## Required task
Every entry that follows should be repeated exactly; drop the images.

+++++

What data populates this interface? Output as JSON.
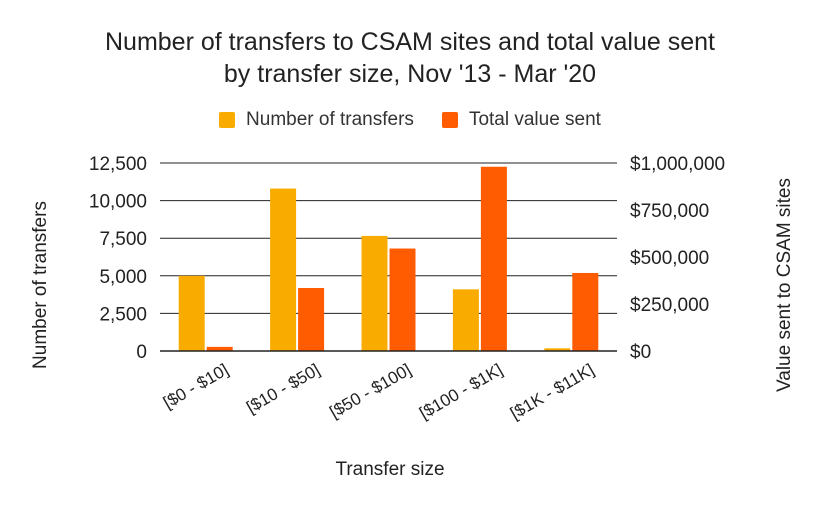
{
  "chart_data": {
    "type": "bar",
    "title_line1": "Number of transfers to CSAM sites and total value sent",
    "title_line2": "by transfer size, Nov '13 - Mar '20",
    "xlabel": "Transfer size",
    "ylabel_left": "Number of transfers",
    "ylabel_right": "Value sent to CSAM sites",
    "categories": [
      "[$0 - $10]",
      "[$10 - $50]",
      "[$50 - $100]",
      "[$100 - $1K]",
      "[$1K - $11K]"
    ],
    "series": [
      {
        "name": "Number of transfers",
        "axis": "left",
        "color": "#F9AB00",
        "values": [
          5000,
          10800,
          7650,
          4100,
          180
        ]
      },
      {
        "name": "Total value sent",
        "axis": "right",
        "color": "#FF5B00",
        "values": [
          22000,
          335000,
          545000,
          980000,
          415000
        ]
      }
    ],
    "left_axis": {
      "ylim": [
        0,
        12500
      ],
      "ticks": [
        0,
        2500,
        5000,
        7500,
        10000,
        12500
      ],
      "tick_labels": [
        "0",
        "2,500",
        "5,000",
        "7,500",
        "10,000",
        "12,500"
      ]
    },
    "right_axis": {
      "ylim": [
        0,
        1000000
      ],
      "ticks": [
        0,
        250000,
        500000,
        750000,
        1000000
      ],
      "tick_labels": [
        "$0",
        "$250,000",
        "$500,000",
        "$750,000",
        "$1,000,000"
      ]
    },
    "grid": true,
    "legend_position": "top-center"
  }
}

+++++

## The result
What data populates this interface? Output as JSON.
{
  "chart_data": {
    "type": "bar",
    "title_line1": "Number of transfers to CSAM sites and total value sent",
    "title_line2": "by transfer size, Nov '13 - Mar '20",
    "xlabel": "Transfer size",
    "ylabel_left": "Number of transfers",
    "ylabel_right": "Value sent to CSAM sites",
    "categories": [
      "[$0 - $10]",
      "[$10 - $50]",
      "[$50 - $100]",
      "[$100 - $1K]",
      "[$1K - $11K]"
    ],
    "series": [
      {
        "name": "Number of transfers",
        "axis": "left",
        "color": "#F9AB00",
        "values": [
          5000,
          10800,
          7650,
          4100,
          180
        ]
      },
      {
        "name": "Total value sent",
        "axis": "right",
        "color": "#FF5B00",
        "values": [
          22000,
          335000,
          545000,
          980000,
          415000
        ]
      }
    ],
    "left_axis": {
      "ylim": [
        0,
        12500
      ],
      "ticks": [
        0,
        2500,
        5000,
        7500,
        10000,
        12500
      ],
      "tick_labels": [
        "0",
        "2,500",
        "5,000",
        "7,500",
        "10,000",
        "12,500"
      ]
    },
    "right_axis": {
      "ylim": [
        0,
        1000000
      ],
      "ticks": [
        0,
        250000,
        500000,
        750000,
        1000000
      ],
      "tick_labels": [
        "$0",
        "$250,000",
        "$500,000",
        "$750,000",
        "$1,000,000"
      ]
    },
    "grid": true,
    "legend_position": "top-center"
  }
}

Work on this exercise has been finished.